-- begin GIVEN INFORMATION --
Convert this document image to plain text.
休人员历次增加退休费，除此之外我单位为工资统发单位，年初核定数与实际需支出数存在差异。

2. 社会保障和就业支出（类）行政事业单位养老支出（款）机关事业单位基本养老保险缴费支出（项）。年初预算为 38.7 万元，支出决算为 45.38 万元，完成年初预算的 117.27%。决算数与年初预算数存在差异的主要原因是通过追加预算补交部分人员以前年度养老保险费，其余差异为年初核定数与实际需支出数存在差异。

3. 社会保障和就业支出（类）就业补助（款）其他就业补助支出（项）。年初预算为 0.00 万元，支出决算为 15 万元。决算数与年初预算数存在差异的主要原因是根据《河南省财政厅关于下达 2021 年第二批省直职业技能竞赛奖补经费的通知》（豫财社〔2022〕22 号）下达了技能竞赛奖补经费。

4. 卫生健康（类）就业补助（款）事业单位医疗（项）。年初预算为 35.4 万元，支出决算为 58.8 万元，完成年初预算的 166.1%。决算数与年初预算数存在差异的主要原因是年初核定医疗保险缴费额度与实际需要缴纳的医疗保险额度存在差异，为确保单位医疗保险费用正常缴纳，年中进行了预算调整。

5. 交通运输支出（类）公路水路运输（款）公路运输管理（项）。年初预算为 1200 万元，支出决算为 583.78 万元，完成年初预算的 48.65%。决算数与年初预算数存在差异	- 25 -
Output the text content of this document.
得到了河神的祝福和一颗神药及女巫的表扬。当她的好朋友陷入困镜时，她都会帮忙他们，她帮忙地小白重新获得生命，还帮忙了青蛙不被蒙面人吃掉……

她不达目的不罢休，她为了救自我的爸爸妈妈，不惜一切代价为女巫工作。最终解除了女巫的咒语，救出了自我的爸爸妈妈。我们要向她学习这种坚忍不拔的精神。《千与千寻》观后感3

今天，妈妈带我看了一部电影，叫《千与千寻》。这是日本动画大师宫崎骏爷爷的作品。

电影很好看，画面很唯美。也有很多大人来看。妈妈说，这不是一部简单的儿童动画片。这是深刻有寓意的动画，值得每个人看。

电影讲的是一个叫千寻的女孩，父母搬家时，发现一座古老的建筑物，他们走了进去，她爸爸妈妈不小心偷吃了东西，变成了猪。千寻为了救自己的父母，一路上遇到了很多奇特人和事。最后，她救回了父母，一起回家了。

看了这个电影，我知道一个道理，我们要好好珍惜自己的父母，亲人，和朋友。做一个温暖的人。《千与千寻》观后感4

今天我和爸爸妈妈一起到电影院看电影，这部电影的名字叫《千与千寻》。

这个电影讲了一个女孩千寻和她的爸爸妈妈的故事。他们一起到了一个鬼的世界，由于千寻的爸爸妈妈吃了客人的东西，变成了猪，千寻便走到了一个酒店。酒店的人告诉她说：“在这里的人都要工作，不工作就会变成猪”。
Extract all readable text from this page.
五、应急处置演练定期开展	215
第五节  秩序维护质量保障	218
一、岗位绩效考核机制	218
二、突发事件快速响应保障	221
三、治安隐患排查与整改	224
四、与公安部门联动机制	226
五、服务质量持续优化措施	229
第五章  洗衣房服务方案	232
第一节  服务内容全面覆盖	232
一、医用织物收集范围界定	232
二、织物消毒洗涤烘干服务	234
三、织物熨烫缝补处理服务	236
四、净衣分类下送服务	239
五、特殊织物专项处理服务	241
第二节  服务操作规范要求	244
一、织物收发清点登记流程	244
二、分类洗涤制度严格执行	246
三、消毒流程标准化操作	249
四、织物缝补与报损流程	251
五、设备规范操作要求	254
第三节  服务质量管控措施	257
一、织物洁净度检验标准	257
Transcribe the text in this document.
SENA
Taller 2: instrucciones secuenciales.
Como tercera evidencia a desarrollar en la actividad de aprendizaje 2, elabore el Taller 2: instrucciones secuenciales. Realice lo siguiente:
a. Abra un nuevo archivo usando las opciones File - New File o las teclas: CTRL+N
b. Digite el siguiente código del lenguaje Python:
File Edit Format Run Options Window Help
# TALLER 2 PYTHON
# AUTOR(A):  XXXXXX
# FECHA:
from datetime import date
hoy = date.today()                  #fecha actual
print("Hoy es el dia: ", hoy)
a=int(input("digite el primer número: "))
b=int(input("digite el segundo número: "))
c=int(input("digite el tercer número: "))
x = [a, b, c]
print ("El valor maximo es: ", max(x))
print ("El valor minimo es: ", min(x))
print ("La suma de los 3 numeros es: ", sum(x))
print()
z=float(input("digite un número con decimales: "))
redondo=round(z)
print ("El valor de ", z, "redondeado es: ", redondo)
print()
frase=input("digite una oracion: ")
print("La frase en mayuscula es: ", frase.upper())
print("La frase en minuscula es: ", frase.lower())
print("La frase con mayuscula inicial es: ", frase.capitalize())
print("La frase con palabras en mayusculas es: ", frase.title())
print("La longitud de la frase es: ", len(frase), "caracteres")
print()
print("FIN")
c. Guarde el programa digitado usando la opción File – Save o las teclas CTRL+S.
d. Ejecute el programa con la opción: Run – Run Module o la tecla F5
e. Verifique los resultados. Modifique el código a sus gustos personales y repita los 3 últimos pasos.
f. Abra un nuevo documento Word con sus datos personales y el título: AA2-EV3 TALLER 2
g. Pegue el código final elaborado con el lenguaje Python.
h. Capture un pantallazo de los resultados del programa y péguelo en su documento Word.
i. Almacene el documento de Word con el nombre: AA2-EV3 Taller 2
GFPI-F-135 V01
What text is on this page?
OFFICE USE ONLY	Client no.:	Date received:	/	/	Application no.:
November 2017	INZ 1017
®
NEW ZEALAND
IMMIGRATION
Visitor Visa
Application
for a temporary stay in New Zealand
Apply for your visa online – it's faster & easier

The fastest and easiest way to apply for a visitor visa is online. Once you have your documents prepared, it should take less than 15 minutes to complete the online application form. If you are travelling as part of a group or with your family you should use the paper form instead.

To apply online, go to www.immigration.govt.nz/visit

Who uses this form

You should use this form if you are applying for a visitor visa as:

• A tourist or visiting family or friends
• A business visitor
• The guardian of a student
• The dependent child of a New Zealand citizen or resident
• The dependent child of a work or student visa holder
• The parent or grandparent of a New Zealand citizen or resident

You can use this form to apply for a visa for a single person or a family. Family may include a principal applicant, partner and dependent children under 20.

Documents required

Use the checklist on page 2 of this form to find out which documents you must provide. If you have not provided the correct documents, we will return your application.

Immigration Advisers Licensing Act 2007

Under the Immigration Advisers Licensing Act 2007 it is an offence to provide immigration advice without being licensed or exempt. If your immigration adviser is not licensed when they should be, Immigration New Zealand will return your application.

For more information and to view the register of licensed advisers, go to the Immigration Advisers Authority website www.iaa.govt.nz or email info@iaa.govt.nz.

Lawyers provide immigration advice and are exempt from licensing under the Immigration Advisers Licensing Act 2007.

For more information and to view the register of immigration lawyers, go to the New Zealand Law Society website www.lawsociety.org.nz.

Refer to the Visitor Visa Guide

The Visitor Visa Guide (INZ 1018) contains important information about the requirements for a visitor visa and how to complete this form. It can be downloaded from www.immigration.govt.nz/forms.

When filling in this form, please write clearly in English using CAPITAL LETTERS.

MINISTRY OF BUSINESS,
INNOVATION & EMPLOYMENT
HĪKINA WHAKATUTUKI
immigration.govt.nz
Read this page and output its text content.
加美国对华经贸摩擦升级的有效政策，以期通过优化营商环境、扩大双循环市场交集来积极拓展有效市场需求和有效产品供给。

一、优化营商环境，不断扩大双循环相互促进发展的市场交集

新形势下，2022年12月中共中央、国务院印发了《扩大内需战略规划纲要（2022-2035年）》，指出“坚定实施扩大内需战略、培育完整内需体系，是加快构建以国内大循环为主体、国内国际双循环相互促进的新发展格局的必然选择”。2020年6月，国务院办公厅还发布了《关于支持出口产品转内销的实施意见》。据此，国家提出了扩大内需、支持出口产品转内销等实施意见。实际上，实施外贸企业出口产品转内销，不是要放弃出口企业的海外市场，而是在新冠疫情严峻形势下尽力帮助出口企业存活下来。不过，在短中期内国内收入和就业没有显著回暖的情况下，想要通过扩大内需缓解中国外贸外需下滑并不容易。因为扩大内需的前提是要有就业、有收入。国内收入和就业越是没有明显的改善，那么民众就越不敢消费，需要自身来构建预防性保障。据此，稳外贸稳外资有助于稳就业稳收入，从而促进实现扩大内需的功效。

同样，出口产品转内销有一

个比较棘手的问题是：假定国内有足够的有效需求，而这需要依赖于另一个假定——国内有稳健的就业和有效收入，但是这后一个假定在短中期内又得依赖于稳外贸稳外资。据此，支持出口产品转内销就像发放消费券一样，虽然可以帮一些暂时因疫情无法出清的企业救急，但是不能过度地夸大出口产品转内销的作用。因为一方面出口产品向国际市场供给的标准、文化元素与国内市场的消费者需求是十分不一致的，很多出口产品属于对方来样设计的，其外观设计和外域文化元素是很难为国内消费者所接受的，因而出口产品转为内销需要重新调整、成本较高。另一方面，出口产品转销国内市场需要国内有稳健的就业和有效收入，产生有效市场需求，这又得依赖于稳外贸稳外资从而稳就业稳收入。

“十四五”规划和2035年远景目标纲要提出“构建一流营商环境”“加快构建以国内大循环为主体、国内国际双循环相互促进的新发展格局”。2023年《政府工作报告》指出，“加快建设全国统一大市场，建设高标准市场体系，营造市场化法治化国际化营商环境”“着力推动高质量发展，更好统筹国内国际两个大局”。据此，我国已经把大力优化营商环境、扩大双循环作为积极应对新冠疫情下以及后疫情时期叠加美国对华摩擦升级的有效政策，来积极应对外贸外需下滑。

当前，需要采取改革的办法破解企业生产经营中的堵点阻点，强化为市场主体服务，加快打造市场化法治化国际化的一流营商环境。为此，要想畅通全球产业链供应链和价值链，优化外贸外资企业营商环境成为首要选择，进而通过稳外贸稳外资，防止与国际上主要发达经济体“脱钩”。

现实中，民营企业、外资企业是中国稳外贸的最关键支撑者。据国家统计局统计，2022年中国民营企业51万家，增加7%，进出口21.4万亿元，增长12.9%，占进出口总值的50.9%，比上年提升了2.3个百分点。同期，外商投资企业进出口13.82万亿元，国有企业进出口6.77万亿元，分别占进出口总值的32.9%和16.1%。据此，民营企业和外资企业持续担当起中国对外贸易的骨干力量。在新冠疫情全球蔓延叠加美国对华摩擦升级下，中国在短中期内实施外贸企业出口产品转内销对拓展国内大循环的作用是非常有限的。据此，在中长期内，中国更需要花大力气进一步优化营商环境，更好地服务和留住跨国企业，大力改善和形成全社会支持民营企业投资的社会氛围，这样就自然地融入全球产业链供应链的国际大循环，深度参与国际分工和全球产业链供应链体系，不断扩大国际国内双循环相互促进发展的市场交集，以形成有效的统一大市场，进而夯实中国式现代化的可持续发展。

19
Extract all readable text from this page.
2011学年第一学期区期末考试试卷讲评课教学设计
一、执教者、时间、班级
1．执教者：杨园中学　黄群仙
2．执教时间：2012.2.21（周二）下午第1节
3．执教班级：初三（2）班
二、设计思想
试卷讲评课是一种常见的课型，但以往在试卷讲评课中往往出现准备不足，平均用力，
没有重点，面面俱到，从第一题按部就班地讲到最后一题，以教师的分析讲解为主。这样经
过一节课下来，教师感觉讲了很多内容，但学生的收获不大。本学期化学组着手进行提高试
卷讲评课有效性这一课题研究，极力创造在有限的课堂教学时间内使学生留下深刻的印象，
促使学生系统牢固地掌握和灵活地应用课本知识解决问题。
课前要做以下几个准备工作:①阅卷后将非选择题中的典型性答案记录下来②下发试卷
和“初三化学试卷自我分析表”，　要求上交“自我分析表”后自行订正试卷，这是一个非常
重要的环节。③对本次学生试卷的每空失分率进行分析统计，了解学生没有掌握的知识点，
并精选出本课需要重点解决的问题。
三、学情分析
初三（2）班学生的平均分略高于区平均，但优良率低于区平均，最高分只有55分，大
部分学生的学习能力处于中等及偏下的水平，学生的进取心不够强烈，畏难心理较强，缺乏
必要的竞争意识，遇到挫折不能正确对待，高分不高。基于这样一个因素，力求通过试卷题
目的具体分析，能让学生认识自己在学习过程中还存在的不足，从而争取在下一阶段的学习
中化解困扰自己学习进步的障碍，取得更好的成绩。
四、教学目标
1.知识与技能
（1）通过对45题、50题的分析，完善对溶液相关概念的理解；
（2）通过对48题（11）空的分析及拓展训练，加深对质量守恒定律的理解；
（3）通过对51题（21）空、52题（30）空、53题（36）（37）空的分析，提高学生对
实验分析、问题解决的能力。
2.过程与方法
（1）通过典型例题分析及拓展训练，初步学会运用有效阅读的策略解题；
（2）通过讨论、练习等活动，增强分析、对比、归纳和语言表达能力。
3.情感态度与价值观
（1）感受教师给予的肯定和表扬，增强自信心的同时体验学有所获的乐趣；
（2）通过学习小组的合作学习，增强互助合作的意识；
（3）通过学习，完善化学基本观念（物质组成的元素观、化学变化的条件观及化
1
-- end GIVEN INFORMATION --
## TASK GOAL
Return a copy of every line that includes the word "licensed".

## THE OUTPUT
Under the Immigration Advisers Licensing Act 2007 it is an offence to provide immigration advice without being licensed or exempt. If your immigration adviser is not licensed when they should be, Immigration New Zealand will return your application.
For more information and to view the register of licensed advisers, go to the Immigration Advisers Authority website www.iaa.govt.nz or email info@iaa.govt.nz.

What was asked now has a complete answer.